(Entries with figure data)
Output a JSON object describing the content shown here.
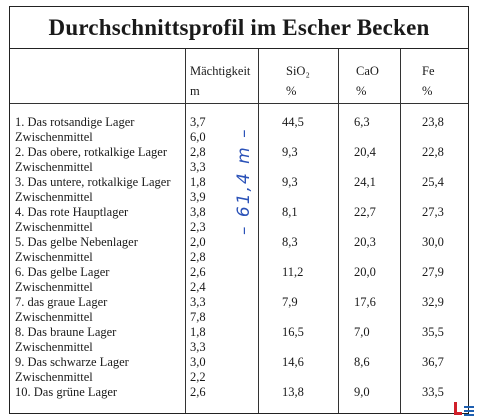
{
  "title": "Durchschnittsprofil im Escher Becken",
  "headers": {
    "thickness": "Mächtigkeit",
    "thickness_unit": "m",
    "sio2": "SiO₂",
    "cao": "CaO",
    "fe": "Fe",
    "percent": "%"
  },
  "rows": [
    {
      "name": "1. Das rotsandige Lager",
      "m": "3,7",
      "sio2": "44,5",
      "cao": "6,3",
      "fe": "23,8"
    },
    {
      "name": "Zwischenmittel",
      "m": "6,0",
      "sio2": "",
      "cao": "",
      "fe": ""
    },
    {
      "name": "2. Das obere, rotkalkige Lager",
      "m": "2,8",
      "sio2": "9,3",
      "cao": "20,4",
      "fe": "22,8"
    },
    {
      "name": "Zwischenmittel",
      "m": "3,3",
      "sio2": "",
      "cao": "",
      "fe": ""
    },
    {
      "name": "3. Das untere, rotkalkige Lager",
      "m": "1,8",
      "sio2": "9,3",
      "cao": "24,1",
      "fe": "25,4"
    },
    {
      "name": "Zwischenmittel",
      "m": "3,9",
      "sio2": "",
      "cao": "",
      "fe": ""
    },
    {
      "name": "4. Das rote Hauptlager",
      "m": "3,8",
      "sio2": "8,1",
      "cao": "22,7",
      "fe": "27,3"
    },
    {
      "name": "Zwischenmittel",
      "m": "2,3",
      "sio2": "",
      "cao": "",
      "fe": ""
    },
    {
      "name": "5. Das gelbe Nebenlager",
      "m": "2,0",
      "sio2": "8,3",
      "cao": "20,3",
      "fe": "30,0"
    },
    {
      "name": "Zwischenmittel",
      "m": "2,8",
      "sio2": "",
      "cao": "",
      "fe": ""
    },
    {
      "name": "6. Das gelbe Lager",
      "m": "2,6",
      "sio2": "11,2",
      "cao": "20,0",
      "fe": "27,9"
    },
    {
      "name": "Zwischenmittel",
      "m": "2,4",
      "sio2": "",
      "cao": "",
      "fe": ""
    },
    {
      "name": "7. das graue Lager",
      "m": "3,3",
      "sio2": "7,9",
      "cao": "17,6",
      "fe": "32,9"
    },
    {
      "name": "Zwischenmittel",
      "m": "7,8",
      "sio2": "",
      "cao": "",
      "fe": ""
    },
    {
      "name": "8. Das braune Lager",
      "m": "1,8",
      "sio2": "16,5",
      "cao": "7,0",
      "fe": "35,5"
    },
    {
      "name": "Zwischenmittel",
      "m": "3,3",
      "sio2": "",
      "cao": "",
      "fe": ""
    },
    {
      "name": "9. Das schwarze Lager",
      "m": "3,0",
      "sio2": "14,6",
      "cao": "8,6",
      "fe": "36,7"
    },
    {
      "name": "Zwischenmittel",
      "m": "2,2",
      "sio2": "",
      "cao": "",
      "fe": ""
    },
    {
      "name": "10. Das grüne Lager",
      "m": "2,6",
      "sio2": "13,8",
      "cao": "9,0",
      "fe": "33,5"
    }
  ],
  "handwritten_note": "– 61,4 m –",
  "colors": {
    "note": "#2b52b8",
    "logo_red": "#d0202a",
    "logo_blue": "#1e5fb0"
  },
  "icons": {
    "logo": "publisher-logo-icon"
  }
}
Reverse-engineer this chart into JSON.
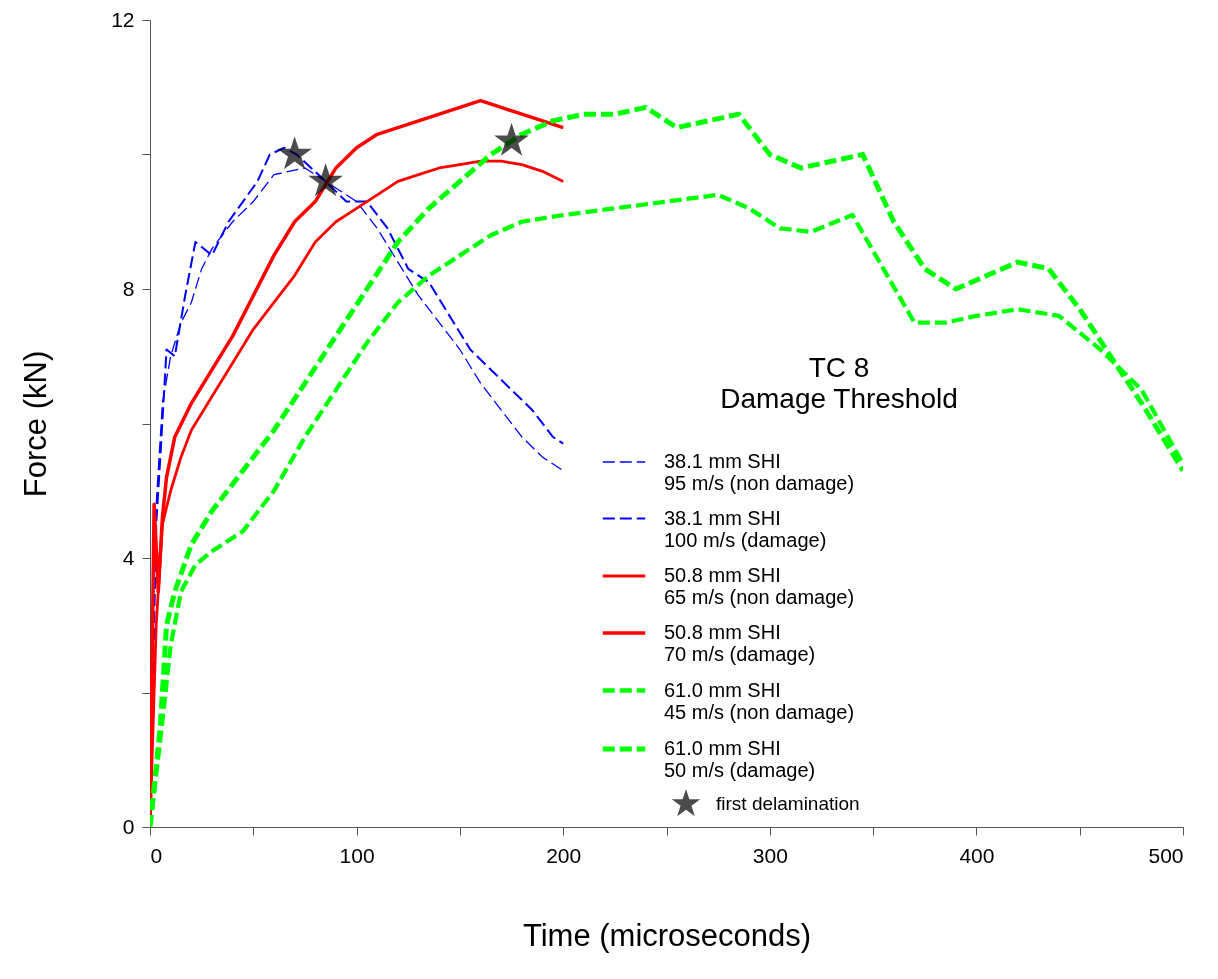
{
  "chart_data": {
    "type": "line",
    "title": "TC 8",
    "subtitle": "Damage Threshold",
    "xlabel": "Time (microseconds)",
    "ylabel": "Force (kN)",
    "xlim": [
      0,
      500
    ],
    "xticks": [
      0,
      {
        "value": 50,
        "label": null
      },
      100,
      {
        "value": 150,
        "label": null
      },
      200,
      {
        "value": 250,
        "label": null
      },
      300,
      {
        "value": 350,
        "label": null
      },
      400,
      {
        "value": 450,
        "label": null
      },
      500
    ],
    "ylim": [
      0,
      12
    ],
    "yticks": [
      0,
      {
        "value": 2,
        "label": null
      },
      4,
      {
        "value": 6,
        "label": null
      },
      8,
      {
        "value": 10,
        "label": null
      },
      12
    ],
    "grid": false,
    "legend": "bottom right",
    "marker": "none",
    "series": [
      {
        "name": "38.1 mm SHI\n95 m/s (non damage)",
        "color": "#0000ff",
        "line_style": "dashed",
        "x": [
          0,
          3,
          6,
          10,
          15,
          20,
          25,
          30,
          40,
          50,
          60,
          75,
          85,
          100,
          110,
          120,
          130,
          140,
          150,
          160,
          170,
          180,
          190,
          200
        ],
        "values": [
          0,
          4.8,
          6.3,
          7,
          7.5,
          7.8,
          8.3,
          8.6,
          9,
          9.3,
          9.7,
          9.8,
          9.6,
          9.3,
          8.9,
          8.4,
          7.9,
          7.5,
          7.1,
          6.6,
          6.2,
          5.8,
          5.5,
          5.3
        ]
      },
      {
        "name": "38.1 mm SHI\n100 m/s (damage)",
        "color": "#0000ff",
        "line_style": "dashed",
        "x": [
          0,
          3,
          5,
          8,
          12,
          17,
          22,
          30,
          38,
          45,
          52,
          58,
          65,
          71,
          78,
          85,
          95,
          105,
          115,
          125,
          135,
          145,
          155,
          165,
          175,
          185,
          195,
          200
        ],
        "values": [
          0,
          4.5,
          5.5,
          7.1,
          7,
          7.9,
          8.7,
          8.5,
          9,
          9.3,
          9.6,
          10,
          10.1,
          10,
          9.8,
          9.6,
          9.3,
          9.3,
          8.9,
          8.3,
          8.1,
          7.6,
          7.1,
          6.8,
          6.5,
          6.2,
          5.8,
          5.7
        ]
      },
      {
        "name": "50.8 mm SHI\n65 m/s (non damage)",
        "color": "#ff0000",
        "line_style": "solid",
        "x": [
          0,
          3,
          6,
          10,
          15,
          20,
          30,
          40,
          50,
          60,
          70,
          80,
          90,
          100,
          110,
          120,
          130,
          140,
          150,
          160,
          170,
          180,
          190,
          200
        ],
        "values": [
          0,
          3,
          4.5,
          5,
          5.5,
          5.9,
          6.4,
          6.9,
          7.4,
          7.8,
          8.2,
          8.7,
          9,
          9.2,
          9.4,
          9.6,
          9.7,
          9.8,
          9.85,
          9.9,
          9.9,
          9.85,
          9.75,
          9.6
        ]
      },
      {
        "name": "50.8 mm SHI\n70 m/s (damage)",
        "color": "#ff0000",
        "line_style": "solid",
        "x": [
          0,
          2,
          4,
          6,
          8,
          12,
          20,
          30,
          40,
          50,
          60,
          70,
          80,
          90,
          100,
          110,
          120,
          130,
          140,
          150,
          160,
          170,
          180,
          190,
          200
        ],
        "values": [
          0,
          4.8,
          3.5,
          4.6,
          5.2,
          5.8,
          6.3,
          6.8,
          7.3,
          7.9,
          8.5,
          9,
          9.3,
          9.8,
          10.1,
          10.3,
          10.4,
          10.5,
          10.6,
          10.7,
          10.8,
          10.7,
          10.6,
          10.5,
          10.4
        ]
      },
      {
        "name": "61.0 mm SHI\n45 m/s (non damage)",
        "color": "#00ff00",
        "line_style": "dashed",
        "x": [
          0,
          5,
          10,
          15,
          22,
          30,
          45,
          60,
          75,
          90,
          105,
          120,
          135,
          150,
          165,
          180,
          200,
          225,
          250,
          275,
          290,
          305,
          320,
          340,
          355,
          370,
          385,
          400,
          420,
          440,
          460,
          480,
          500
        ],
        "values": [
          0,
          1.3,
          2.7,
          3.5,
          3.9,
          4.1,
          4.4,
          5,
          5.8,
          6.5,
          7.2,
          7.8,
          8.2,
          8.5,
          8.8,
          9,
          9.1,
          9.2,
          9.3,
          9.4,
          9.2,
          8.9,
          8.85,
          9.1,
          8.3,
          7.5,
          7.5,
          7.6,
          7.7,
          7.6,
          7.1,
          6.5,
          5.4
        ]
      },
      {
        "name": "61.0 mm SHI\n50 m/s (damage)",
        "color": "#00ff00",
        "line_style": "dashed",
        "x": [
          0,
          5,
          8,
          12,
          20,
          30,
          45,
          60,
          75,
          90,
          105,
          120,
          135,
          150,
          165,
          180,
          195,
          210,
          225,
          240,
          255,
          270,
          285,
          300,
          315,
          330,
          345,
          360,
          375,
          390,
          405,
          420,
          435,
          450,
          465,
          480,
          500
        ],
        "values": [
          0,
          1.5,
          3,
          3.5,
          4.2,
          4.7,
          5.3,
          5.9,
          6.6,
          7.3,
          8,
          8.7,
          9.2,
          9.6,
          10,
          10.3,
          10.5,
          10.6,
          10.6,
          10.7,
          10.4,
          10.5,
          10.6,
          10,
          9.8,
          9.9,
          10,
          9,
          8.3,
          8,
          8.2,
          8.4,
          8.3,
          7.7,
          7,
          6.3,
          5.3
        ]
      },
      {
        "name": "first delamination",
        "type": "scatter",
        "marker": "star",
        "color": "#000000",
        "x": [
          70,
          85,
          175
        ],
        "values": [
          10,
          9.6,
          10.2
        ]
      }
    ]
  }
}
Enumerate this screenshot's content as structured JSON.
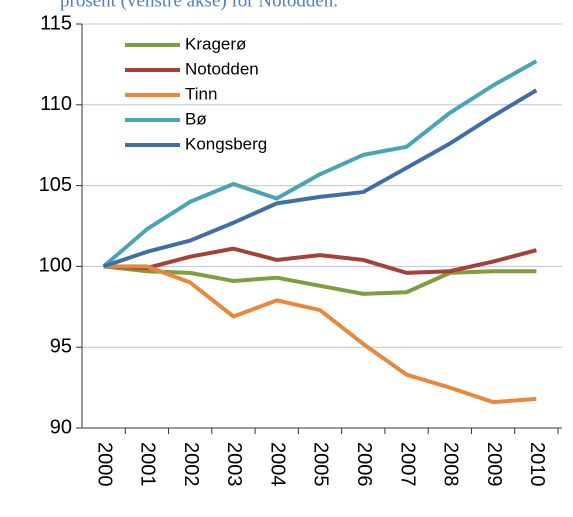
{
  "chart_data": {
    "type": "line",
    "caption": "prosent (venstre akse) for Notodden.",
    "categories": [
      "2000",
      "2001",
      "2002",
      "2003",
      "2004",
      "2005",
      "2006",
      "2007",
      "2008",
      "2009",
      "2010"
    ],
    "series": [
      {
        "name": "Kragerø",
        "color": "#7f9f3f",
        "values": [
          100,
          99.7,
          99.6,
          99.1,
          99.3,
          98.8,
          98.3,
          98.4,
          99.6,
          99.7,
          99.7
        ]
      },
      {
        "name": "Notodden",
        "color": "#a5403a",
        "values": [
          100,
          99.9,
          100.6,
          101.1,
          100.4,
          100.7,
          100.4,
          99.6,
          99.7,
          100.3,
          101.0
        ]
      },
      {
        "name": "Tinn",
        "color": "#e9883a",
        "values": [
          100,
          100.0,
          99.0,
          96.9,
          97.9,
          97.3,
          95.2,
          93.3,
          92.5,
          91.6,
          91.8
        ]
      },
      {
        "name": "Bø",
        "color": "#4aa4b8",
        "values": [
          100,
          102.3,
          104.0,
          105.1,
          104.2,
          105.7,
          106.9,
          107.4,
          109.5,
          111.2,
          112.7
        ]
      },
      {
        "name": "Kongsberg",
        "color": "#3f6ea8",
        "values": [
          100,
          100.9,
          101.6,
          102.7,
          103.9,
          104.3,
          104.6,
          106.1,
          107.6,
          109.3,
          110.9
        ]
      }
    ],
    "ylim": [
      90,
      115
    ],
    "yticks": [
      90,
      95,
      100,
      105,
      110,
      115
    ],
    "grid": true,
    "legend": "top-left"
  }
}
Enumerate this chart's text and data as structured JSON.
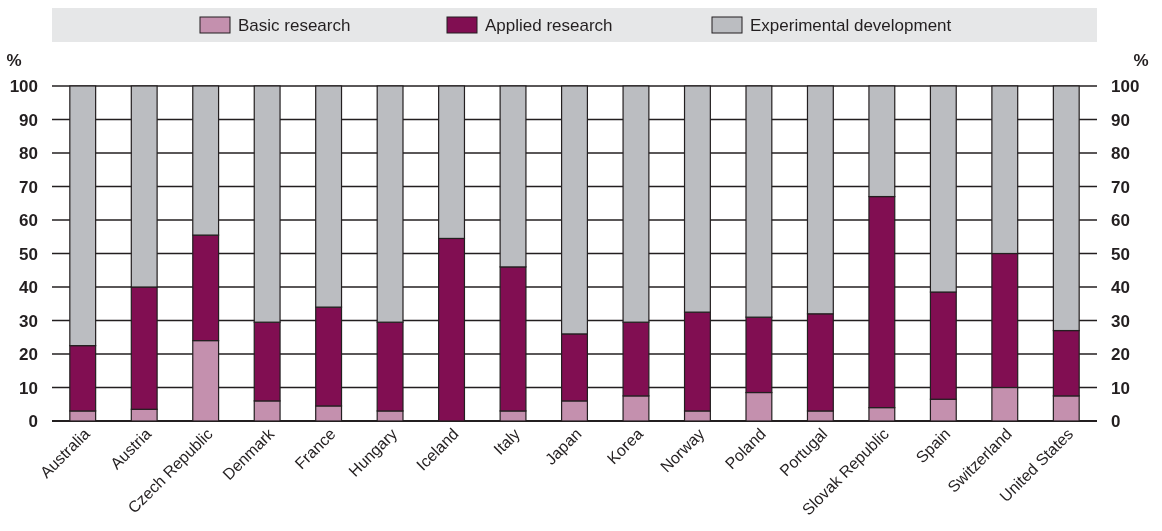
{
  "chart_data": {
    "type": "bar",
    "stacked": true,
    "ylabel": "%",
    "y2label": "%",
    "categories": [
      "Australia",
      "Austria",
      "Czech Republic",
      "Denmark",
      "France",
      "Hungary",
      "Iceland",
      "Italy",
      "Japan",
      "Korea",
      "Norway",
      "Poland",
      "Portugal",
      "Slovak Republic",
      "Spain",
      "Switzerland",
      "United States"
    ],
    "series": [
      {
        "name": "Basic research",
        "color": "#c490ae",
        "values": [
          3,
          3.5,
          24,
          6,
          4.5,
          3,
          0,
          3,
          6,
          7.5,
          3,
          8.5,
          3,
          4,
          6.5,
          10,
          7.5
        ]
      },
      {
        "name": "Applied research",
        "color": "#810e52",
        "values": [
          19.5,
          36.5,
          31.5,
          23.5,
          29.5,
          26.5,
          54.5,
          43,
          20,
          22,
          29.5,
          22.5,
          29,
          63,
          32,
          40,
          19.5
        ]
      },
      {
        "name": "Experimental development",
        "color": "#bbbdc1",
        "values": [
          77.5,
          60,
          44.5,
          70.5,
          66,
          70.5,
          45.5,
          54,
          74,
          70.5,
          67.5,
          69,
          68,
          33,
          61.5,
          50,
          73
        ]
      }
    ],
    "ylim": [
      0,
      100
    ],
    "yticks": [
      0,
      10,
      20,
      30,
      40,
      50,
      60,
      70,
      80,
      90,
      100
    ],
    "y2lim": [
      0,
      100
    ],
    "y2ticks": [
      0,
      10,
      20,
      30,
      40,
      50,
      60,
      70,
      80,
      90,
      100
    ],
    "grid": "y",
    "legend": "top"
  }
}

**Your task:**
List every line in the records above that contains the word "structured".

**Answer to this problem:**
Enumerate this screenshot's content as structured JSON.
Enumerate this chart's text and data as structured JSON.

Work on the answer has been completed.